> Problem requirements
The data below should be restated word for word, with every picture omitted.

Data entries

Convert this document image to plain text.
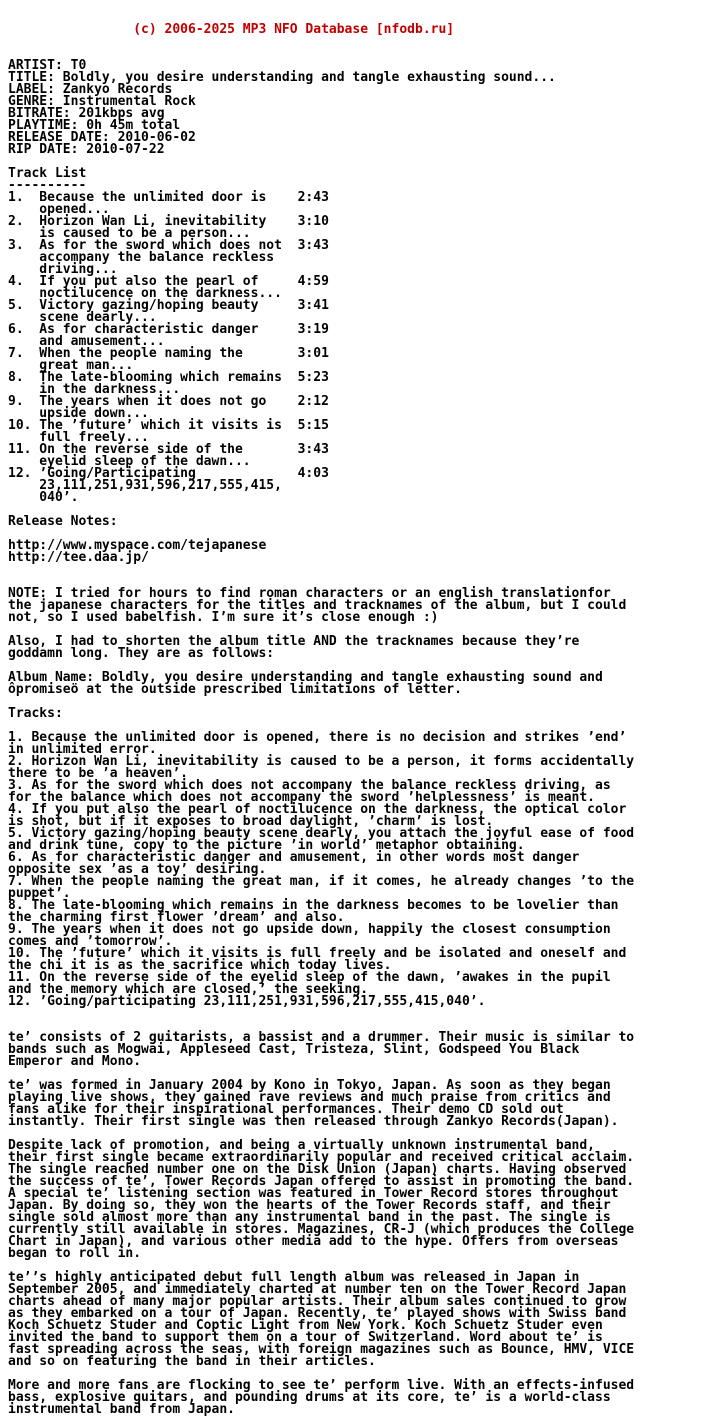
(c) 2006-2025 MP3 NFO Database [nfodb.ru]

ARTIST: T0
TITLE: Boldly, you desire understanding and tangle exhausting sound...
LABEL: Zankyo Records
GENRE: Instrumental Rock
BITRATE: 201kbps avg
PLAYTIME: 0h 45m total
RELEASE DATE: 2010-06-02
RIP DATE: 2010-07-22
Track List
----------
1.  Because the unlimited door is    2:43
opened...
2.  Horizon Wan Li, inevitability    3:10
is caused to be a person...
3.  As for the sword which does not  3:43
accompany the balance reckless
driving...
4.  If you put also the pearl of     4:59
noctilucence on the darkness...
5.  Victory gazing/hoping beauty     3:41
scene dearly...
6.  As for characteristic danger     3:19
and amusement...
7.  When the people naming the       3:01
great man...
8.  The late-blooming which remains  5:23
in the darkness...
9.  The years when it does not go    2:12
upside down...
10. The ’future’ which it visits is  5:15
full freely...
11. On the reverse side of the       3:43
eyelid sleep of the dawn...
12. ’Going/Participating             4:03
23,111,251,931,596,217,555,415,
040’.
Release Notes:
http://www.myspace.com/tejapanese
http://tee.daa.jp/
NOTE: I tried for hours to find roman characters or an english translationfor
the japanese characters for the titles and tracknames of the album, but I could
not, so I used babelfish. I’m sure it’s close enough :)
Also, I had to shorten the album title AND the tracknames because they’re
goddamn long. They are as follows:
Album Name: Boldly, you desire understanding and tangle exhausting sound and
ôpromiseö at the outside prescribed limitations of letter.
Tracks:
1. Because the unlimited door is opened, there is no decision and strikes ’end’
in unlimited error.
2. Horizon Wan Li, inevitability is caused to be a person, it forms accidentally
there to be ’a heaven’.
3. As for the sword which does not accompany the balance reckless driving, as
for the balance which does not accompany the sword ’helplessness’ is meant.
4. If you put also the pearl of noctilucence on the darkness, the optical color
is shot, but if it exposes to broad daylight, ’charm’ is lost.
5. Victory gazing/hoping beauty scene dearly, you attach the joyful ease of food
and drink tune, copy to the picture ’in world’ metaphor obtaining.
6. As for characteristic danger and amusement, in other words most danger
opposite sex ’as a toy’ desiring.
7. When the people naming the great man, if it comes, he already changes ’to the
puppet’.
8. The late-blooming which remains in the darkness becomes to be lovelier than
the charming first flower ’dream’ and also.
9. The years when it does not go upside down, happily the closest consumption
comes and ’tomorrow’.
10. The ’future’ which it visits is full freely and be isolated and oneself and
the chi it is as the sacrifice which today lives.
11. On the reverse side of the eyelid sleep of the dawn, ’awakes in the pupil
and the memory which are closed,’ the seeking.
12. ’Going/participating 23,111,251,931,596,217,555,415,040’.
te’ consists of 2 guitarists, a bassist and a drummer. Their music is similar to
bands such as Mogwai, Appleseed Cast, Tristeza, Slint, Godspeed You Black
Emperor and Mono.
te’ was formed in January 2004 by Kono in Tokyo, Japan. As soon as they began
playing live shows, they gained rave reviews and much praise from critics and
fans alike for their inspirational performances. Their demo CD sold out
instantly. Their first single was then released through Zankyo Records(Japan).
Despite lack of promotion, and being a virtually unknown instrumental band,
their first single became extraordinarily popular and received critical acclaim.
The single reached number one on the Disk Union (Japan) charts. Having observed
the success of te’, Tower Records Japan offered to assist in promoting the band.
A special te’ listening section was featured in Tower Record stores throughout
Japan. By doing so, they won the hearts of the Tower Records staff, and their
single sold almost more than any instrumental band in the past. The single is
currently still available in stores. Magazines, CR-J (which produces the College
Chart in Japan), and various other media add to the hype. Offers from overseas
began to roll in.
te’’s highly anticipated debut full length album was released in Japan in
September 2005, and immediately charted at number ten on the Tower Record Japan
charts ahead of many major popular artists. Their album sales continued to grow
as they embarked on a tour of Japan. Recently, te’ played shows with Swiss band
Koch Schuetz Studer and Coptic Light from New York. Koch Schuetz Studer even
invited the band to support them on a tour of Switzerland. Word about te’ is
fast spreading across the seas, with foreign magazines such as Bounce, HMV, VICE
and so on featuring the band in their articles.
More and more fans are flocking to see te’ perform live. With an effects-infused
bass, explosive guitars, and pounding drums at its core, te’ is a world-class
instrumental band from Japan.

> Response
Convert this document image to plain text.
(c) 2006-2025 MP3 NFO Database [nfodb.ru]

ARTIST: T0
TITLE: Boldly, you desire understanding and tangle exhausting sound...
LABEL: Zankyo Records
GENRE: Instrumental Rock
BITRATE: 201kbps avg
PLAYTIME: 0h 45m total
RELEASE DATE: 2010-06-02
RIP DATE: 2010-07-22
Track List
----------
1.  Because the unlimited door is    2:43
opened...
2.  Horizon Wan Li, inevitability    3:10
is caused to be a person...
3.  As for the sword which does not  3:43
accompany the balance reckless
driving...
4.  If you put also the pearl of     4:59
noctilucence on the darkness...
5.  Victory gazing/hoping beauty     3:41
scene dearly...
6.  As for characteristic danger     3:19
and amusement...
7.  When the people naming the       3:01
great man...
8.  The late-blooming which remains  5:23
in the darkness...
9.  The years when it does not go    2:12
upside down...
10. The ’future’ which it visits is  5:15
full freely...
11. On the reverse side of the       3:43
eyelid sleep of the dawn...
12. ’Going/Participating             4:03
23,111,251,931,596,217,555,415,
040’.
Release Notes:
http://www.myspace.com/tejapanese
http://tee.daa.jp/
NOTE: I tried for hours to find roman characters or an english translationfor
the japanese characters for the titles and tracknames of the album, but I could
not, so I used babelfish. I’m sure it’s close enough :)
Also, I had to shorten the album title AND the tracknames because they’re
goddamn long. They are as follows:
Album Name: Boldly, you desire understanding and tangle exhausting sound and
ôpromiseö at the outside prescribed limitations of letter.
Tracks:
1. Because the unlimited door is opened, there is no decision and strikes ’end’
in unlimited error.
2. Horizon Wan Li, inevitability is caused to be a person, it forms accidentally
there to be ’a heaven’.
3. As for the sword which does not accompany the balance reckless driving, as
for the balance which does not accompany the sword ’helplessness’ is meant.
4. If you put also the pearl of noctilucence on the darkness, the optical color
is shot, but if it exposes to broad daylight, ’charm’ is lost.
5. Victory gazing/hoping beauty scene dearly, you attach the joyful ease of food
and drink tune, copy to the picture ’in world’ metaphor obtaining.
6. As for characteristic danger and amusement, in other words most danger
opposite sex ’as a toy’ desiring.
7. When the people naming the great man, if it comes, he already changes ’to the
puppet’.
8. The late-blooming which remains in the darkness becomes to be lovelier than
the charming first flower ’dream’ and also.
9. The years when it does not go upside down, happily the closest consumption
comes and ’tomorrow’.
10. The ’future’ which it visits is full freely and be isolated and oneself and
the chi it is as the sacrifice which today lives.
11. On the reverse side of the eyelid sleep of the dawn, ’awakes in the pupil
and the memory which are closed,’ the seeking.
12. ’Going/participating 23,111,251,931,596,217,555,415,040’.
te’ consists of 2 guitarists, a bassist and a drummer. Their music is similar to
bands such as Mogwai, Appleseed Cast, Tristeza, Slint, Godspeed You Black
Emperor and Mono.
te’ was formed in January 2004 by Kono in Tokyo, Japan. As soon as they began
playing live shows, they gained rave reviews and much praise from critics and
fans alike for their inspirational performances. Their demo CD sold out
instantly. Their first single was then released through Zankyo Records(Japan).
Despite lack of promotion, and being a virtually unknown instrumental band,
their first single became extraordinarily popular and received critical acclaim.
The single reached number one on the Disk Union (Japan) charts. Having observed
the success of te’, Tower Records Japan offered to assist in promoting the band.
A special te’ listening section was featured in Tower Record stores throughout
Japan. By doing so, they won the hearts of the Tower Records staff, and their
single sold almost more than any instrumental band in the past. The single is
currently still available in stores. Magazines, CR-J (which produces the College
Chart in Japan), and various other media add to the hype. Offers from overseas
began to roll in.
te’’s highly anticipated debut full length album was released in Japan in
September 2005, and immediately charted at number ten on the Tower Record Japan
charts ahead of many major popular artists. Their album sales continued to grow
as they embarked on a tour of Japan. Recently, te’ played shows with Swiss band
Koch Schuetz Studer and Coptic Light from New York. Koch Schuetz Studer even
invited the band to support them on a tour of Switzerland. Word about te’ is
fast spreading across the seas, with foreign magazines such as Bounce, HMV, VICE
and so on featuring the band in their articles.
More and more fans are flocking to see te’ perform live. With an effects-infused
bass, explosive guitars, and pounding drums at its core, te’ is a world-class
instrumental band from Japan.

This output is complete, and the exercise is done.